* Material shown:
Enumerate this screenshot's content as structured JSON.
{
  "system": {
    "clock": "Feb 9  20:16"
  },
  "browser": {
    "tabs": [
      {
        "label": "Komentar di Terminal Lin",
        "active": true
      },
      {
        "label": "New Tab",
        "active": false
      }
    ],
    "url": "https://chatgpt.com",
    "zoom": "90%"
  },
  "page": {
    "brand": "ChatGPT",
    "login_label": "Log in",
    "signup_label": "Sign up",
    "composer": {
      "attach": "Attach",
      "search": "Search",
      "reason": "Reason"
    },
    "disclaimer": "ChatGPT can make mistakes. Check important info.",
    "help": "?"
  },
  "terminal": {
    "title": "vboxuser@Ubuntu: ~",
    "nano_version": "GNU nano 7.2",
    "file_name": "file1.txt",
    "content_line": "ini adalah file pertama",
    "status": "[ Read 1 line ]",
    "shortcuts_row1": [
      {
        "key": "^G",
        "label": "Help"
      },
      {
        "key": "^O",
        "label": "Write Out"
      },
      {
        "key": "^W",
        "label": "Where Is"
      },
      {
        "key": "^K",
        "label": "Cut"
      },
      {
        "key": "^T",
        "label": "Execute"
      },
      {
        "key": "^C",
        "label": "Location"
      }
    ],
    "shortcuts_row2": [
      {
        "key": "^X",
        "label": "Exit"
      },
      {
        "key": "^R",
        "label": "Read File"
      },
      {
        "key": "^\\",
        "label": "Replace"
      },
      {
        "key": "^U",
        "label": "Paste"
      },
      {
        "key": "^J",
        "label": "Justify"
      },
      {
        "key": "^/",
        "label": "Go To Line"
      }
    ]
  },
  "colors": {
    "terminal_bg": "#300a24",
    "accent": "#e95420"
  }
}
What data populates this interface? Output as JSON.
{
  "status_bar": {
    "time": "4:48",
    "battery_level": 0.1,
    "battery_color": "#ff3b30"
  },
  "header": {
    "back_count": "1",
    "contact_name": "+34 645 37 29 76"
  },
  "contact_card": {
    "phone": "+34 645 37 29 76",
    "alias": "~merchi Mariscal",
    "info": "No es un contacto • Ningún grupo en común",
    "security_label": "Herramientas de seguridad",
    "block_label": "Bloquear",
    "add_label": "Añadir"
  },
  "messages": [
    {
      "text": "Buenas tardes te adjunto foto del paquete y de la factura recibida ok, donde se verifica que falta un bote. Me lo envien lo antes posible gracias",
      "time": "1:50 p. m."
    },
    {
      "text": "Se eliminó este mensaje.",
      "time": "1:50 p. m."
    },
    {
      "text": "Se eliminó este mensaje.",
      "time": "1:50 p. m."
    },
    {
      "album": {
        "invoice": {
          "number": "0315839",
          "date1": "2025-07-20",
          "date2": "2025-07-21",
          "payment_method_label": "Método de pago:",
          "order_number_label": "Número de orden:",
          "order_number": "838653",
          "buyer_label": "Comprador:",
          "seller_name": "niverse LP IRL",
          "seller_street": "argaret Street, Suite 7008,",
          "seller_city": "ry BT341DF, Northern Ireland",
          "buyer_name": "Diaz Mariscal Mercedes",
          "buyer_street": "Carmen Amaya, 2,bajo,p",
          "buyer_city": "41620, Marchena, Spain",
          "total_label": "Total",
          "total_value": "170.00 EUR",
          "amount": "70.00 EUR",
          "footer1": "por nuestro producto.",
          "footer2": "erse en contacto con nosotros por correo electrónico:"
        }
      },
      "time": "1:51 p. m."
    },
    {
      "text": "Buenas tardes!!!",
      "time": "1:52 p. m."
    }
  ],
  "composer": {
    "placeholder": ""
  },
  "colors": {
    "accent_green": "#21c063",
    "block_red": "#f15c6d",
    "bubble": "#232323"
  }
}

* Required work: Output every line above without altering anything.

* The reply:
Enumerate this screenshot's content as structured JSON.
{
  "system": {
    "clock": "Feb 9  20:16"
  },
  "browser": {
    "tabs": [
      {
        "label": "Komentar di Terminal Lin",
        "active": true
      },
      {
        "label": "New Tab",
        "active": false
      }
    ],
    "url": "https://chatgpt.com",
    "zoom": "90%"
  },
  "page": {
    "brand": "ChatGPT",
    "login_label": "Log in",
    "signup_label": "Sign up",
    "composer": {
      "attach": "Attach",
      "search": "Search",
      "reason": "Reason"
    },
    "disclaimer": "ChatGPT can make mistakes. Check important info.",
    "help": "?"
  },
  "terminal": {
    "title": "vboxuser@Ubuntu: ~",
    "nano_version": "GNU nano 7.2",
    "file_name": "file1.txt",
    "content_line": "ini adalah file pertama",
    "status": "[ Read 1 line ]",
    "shortcuts_row1": [
      {
        "key": "^G",
        "label": "Help"
      },
      {
        "key": "^O",
        "label": "Write Out"
      },
      {
        "key": "^W",
        "label": "Where Is"
      },
      {
        "key": "^K",
        "label": "Cut"
      },
      {
        "key": "^T",
        "label": "Execute"
      },
      {
        "key": "^C",
        "label": "Location"
      }
    ],
    "shortcuts_row2": [
      {
        "key": "^X",
        "label": "Exit"
      },
      {
        "key": "^R",
        "label": "Read File"
      },
      {
        "key": "^\\",
        "label": "Replace"
      },
      {
        "key": "^U",
        "label": "Paste"
      },
      {
        "key": "^J",
        "label": "Justify"
      },
      {
        "key": "^/",
        "label": "Go To Line"
      }
    ]
  },
  "colors": {
    "terminal_bg": "#300a24",
    "accent": "#e95420"
  }
}
What data populates this interface? Output as JSON.
{
  "status_bar": {
    "time": "4:48",
    "battery_level": 0.1,
    "battery_color": "#ff3b30"
  },
  "header": {
    "back_count": "1",
    "contact_name": "+34 645 37 29 76"
  },
  "contact_card": {
    "phone": "+34 645 37 29 76",
    "alias": "~merchi Mariscal",
    "info": "No es un contacto • Ningún grupo en común",
    "security_label": "Herramientas de seguridad",
    "block_label": "Bloquear",
    "add_label": "Añadir"
  },
  "messages": [
    {
      "text": "Buenas tardes te adjunto foto del paquete y de la factura recibida ok, donde se verifica que falta un bote. Me lo envien lo antes posible gracias",
      "time": "1:50 p. m."
    },
    {
      "text": "Se eliminó este mensaje.",
      "time": "1:50 p. m."
    },
    {
      "text": "Se eliminó este mensaje.",
      "time": "1:50 p. m."
    },
    {
      "album": {
        "invoice": {
          "number": "0315839",
          "date1": "2025-07-20",
          "date2": "2025-07-21",
          "payment_method_label": "Método de pago:",
          "order_number_label": "Número de orden:",
          "order_number": "838653",
          "buyer_label": "Comprador:",
          "seller_name": "niverse LP IRL",
          "seller_street": "argaret Street, Suite 7008,",
          "seller_city": "ry BT341DF, Northern Ireland",
          "buyer_name": "Diaz Mariscal Mercedes",
          "buyer_street": "Carmen Amaya, 2,bajo,p",
          "buyer_city": "41620, Marchena, Spain",
          "total_label": "Total",
          "total_value": "170.00 EUR",
          "amount": "70.00 EUR",
          "footer1": "por nuestro producto.",
          "footer2": "erse en contacto con nosotros por correo electrónico:"
        }
      },
      "time": "1:51 p. m."
    },
    {
      "text": "Buenas tardes!!!",
      "time": "1:52 p. m."
    }
  ],
  "composer": {
    "placeholder": ""
  },
  "colors": {
    "accent_green": "#21c063",
    "block_red": "#f15c6d",
    "bubble": "#232323"
  }
}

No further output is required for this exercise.